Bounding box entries
※

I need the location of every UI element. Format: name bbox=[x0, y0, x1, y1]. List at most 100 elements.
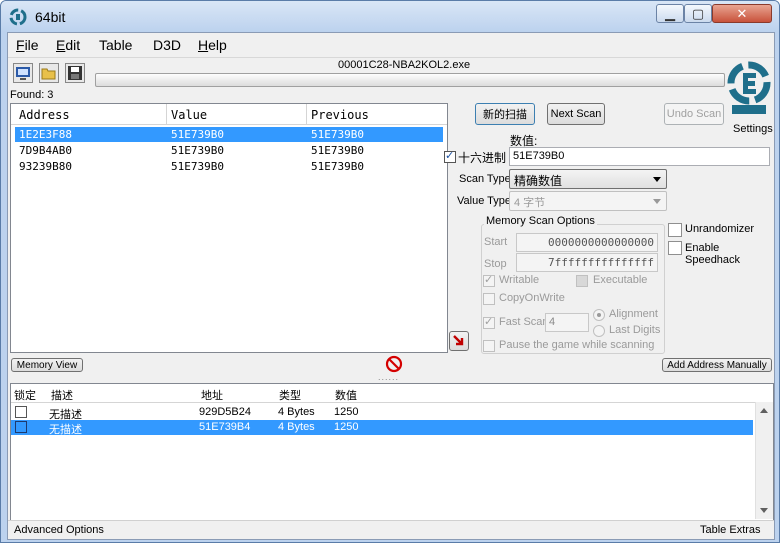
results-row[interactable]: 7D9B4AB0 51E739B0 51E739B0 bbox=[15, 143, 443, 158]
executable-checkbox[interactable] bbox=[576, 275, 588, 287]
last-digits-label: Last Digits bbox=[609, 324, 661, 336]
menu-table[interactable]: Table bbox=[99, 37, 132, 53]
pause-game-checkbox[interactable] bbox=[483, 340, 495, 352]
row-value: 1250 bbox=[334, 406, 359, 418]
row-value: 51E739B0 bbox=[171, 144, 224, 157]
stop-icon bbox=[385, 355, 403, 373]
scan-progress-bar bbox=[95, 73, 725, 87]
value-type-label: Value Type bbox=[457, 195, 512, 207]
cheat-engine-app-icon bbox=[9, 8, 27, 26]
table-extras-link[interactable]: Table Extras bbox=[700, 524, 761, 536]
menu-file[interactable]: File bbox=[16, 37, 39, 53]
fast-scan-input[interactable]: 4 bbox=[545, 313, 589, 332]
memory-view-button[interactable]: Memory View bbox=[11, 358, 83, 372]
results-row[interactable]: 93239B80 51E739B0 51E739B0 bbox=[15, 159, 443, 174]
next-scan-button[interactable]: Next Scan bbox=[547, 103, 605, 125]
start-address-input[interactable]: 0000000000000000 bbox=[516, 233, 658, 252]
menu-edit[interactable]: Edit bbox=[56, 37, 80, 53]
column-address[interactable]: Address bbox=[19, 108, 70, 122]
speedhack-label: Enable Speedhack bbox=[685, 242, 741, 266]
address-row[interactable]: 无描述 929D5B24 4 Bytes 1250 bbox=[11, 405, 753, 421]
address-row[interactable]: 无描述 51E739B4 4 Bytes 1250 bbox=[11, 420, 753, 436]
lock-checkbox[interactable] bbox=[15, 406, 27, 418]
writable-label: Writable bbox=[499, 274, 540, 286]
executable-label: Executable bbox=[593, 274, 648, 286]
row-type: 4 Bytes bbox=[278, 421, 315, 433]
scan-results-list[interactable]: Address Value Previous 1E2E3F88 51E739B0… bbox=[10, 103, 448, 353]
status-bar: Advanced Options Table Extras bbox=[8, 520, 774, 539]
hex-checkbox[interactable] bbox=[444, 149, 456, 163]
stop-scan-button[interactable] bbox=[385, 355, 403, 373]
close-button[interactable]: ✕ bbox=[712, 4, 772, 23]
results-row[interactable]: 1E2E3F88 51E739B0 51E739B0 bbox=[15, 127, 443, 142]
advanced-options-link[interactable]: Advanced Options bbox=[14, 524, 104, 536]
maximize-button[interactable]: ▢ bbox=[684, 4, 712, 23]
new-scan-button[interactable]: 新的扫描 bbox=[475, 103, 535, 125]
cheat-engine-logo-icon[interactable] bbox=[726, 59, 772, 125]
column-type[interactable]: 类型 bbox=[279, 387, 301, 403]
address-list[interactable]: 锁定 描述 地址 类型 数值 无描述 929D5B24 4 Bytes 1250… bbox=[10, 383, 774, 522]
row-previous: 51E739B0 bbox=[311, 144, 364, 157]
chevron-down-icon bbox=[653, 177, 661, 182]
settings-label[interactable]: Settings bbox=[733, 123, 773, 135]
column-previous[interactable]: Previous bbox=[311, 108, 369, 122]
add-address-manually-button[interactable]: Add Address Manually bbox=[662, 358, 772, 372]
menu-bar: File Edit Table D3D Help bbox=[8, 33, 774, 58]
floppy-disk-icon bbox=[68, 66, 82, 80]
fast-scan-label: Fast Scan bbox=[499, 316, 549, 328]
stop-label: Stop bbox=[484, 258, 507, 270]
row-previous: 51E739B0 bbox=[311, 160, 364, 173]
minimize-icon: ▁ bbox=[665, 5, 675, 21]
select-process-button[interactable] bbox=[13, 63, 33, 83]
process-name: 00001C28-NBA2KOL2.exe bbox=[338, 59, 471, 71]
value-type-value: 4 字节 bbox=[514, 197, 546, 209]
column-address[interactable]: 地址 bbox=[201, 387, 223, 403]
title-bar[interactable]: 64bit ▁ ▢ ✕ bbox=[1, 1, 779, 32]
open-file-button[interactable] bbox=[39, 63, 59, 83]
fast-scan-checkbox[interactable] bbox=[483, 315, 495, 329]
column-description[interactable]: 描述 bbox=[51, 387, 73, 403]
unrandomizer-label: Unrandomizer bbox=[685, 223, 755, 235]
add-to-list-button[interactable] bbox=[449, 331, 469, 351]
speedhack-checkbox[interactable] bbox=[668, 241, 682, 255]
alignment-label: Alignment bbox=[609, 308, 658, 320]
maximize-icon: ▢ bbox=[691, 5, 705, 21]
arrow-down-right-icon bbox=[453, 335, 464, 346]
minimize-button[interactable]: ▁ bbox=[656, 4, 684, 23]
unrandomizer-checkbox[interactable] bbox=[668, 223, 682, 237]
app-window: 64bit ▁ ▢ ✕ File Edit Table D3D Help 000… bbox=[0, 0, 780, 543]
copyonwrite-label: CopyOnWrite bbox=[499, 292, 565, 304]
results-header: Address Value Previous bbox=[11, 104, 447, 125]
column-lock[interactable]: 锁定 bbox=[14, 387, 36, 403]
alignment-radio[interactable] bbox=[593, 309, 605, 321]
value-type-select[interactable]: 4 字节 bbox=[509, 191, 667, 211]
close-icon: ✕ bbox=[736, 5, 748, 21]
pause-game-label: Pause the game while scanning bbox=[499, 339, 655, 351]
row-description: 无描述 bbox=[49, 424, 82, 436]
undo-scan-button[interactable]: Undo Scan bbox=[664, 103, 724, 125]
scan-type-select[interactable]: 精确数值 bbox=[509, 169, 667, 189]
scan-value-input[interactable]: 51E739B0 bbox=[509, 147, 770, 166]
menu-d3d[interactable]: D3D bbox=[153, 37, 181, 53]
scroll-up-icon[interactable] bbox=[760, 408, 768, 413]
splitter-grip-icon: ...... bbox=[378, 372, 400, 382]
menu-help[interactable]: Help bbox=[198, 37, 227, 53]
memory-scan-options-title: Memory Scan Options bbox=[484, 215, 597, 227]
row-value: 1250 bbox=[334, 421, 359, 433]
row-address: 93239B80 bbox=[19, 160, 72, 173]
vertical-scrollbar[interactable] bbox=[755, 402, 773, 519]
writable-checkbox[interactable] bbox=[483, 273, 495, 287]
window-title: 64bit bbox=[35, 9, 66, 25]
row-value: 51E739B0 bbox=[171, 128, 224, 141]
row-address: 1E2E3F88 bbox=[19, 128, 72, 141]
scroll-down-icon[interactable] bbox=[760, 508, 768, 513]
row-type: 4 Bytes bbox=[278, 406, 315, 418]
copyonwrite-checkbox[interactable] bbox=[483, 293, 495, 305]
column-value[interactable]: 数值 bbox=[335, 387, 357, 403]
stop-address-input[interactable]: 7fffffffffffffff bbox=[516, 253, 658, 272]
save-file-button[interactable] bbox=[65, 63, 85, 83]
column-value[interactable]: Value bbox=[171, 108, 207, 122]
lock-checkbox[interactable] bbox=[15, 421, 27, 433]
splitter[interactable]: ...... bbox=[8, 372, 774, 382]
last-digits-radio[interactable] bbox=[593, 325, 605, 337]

※

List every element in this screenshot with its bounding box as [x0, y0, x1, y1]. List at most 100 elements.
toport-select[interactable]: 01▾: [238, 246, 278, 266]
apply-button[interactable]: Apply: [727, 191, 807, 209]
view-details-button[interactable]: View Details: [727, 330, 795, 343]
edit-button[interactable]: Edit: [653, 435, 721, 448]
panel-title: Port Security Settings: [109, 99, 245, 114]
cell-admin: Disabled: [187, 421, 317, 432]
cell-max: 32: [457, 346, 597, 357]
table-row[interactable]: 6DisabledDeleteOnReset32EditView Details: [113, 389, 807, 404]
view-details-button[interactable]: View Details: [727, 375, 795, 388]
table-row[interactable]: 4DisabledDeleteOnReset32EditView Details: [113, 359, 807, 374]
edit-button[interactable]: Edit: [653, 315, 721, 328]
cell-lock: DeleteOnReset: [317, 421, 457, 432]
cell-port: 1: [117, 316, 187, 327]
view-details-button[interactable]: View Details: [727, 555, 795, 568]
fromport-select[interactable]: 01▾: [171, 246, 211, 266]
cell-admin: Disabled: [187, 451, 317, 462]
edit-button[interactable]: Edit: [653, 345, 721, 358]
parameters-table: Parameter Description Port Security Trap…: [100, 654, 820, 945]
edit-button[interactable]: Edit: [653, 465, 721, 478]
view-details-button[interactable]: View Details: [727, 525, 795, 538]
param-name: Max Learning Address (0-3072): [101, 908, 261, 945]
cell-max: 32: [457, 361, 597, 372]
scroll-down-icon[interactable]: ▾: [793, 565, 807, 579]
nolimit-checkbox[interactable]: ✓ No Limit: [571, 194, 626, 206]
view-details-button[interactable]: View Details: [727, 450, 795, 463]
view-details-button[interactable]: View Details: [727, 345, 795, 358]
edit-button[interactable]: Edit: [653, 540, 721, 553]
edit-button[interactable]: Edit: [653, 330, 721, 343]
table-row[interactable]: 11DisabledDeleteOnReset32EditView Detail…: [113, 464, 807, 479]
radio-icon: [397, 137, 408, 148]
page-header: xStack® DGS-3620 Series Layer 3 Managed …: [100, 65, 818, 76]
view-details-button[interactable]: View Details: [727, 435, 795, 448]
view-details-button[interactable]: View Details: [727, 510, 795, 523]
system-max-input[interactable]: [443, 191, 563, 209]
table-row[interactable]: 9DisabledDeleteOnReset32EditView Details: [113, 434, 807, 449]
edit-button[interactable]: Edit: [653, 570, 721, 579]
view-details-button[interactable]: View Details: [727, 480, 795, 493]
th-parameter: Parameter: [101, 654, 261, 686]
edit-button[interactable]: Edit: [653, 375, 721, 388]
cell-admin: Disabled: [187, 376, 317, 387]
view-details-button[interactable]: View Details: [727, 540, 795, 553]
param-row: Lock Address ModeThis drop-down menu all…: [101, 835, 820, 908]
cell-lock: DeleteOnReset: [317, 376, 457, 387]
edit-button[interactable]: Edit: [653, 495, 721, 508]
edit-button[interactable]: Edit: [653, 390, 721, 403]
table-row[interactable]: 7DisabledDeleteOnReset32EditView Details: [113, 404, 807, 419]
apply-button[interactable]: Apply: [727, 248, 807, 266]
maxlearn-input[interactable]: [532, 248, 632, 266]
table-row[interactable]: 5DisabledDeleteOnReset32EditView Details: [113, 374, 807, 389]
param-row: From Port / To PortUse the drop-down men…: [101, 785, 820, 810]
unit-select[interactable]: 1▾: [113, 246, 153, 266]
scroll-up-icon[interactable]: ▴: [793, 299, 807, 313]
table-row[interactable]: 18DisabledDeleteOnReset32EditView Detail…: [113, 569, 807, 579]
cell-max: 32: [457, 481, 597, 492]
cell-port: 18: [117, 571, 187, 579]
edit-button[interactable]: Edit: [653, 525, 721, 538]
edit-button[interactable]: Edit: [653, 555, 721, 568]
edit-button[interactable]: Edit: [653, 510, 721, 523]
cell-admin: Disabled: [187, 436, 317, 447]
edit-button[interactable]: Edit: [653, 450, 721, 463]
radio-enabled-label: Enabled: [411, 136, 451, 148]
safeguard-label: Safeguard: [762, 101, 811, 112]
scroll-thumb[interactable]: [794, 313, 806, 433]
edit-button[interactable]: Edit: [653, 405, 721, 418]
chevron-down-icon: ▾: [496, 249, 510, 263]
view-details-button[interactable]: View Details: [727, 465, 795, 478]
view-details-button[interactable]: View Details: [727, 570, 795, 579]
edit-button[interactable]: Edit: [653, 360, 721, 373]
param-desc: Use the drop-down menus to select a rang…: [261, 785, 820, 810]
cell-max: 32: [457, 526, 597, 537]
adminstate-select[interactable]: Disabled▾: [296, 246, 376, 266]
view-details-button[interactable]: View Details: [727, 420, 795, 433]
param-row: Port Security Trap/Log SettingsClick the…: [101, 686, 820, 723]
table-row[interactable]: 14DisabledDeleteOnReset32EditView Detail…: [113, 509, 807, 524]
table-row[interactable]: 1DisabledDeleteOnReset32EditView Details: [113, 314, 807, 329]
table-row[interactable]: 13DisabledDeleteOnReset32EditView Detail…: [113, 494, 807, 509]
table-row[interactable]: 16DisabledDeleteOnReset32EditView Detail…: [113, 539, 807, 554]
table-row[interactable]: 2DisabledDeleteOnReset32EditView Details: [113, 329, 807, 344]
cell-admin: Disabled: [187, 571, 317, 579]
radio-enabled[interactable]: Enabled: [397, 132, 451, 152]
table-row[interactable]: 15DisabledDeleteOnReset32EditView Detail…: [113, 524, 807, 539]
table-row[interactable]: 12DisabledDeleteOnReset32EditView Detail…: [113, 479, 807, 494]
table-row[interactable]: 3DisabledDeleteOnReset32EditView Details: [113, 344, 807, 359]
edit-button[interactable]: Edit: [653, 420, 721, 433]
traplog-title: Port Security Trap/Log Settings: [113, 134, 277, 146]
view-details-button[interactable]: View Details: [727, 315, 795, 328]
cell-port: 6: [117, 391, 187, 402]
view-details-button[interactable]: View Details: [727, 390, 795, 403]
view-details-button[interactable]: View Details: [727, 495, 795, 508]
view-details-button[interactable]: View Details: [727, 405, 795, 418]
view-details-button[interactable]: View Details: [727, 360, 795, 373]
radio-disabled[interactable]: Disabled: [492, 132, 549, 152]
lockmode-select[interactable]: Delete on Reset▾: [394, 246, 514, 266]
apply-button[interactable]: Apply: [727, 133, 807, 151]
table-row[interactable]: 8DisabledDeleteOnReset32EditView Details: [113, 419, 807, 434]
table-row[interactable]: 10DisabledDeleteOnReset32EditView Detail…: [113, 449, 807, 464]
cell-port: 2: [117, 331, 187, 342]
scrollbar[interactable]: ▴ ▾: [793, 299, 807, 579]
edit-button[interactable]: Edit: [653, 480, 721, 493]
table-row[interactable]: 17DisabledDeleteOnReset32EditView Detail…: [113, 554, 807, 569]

※

WHAT IS EXPECTED —
Can you print, unchanged, every line from the one containing "results-row[interactable]: 7D9B4AB0 51E739B0" down to the one containing "row-value: 51E739B0 bbox=[171, 144, 224, 157]", with both of those lines included?

THE ANSWER —
results-row[interactable]: 7D9B4AB0 51E739B0 51E739B0 bbox=[15, 143, 443, 158]
executable-checkbox[interactable] bbox=[576, 275, 588, 287]
last-digits-label: Last Digits bbox=[609, 324, 661, 336]
menu-table[interactable]: Table bbox=[99, 37, 132, 53]
pause-game-checkbox[interactable] bbox=[483, 340, 495, 352]
row-value: 1250 bbox=[334, 406, 359, 418]
row-value: 51E739B0 bbox=[171, 144, 224, 157]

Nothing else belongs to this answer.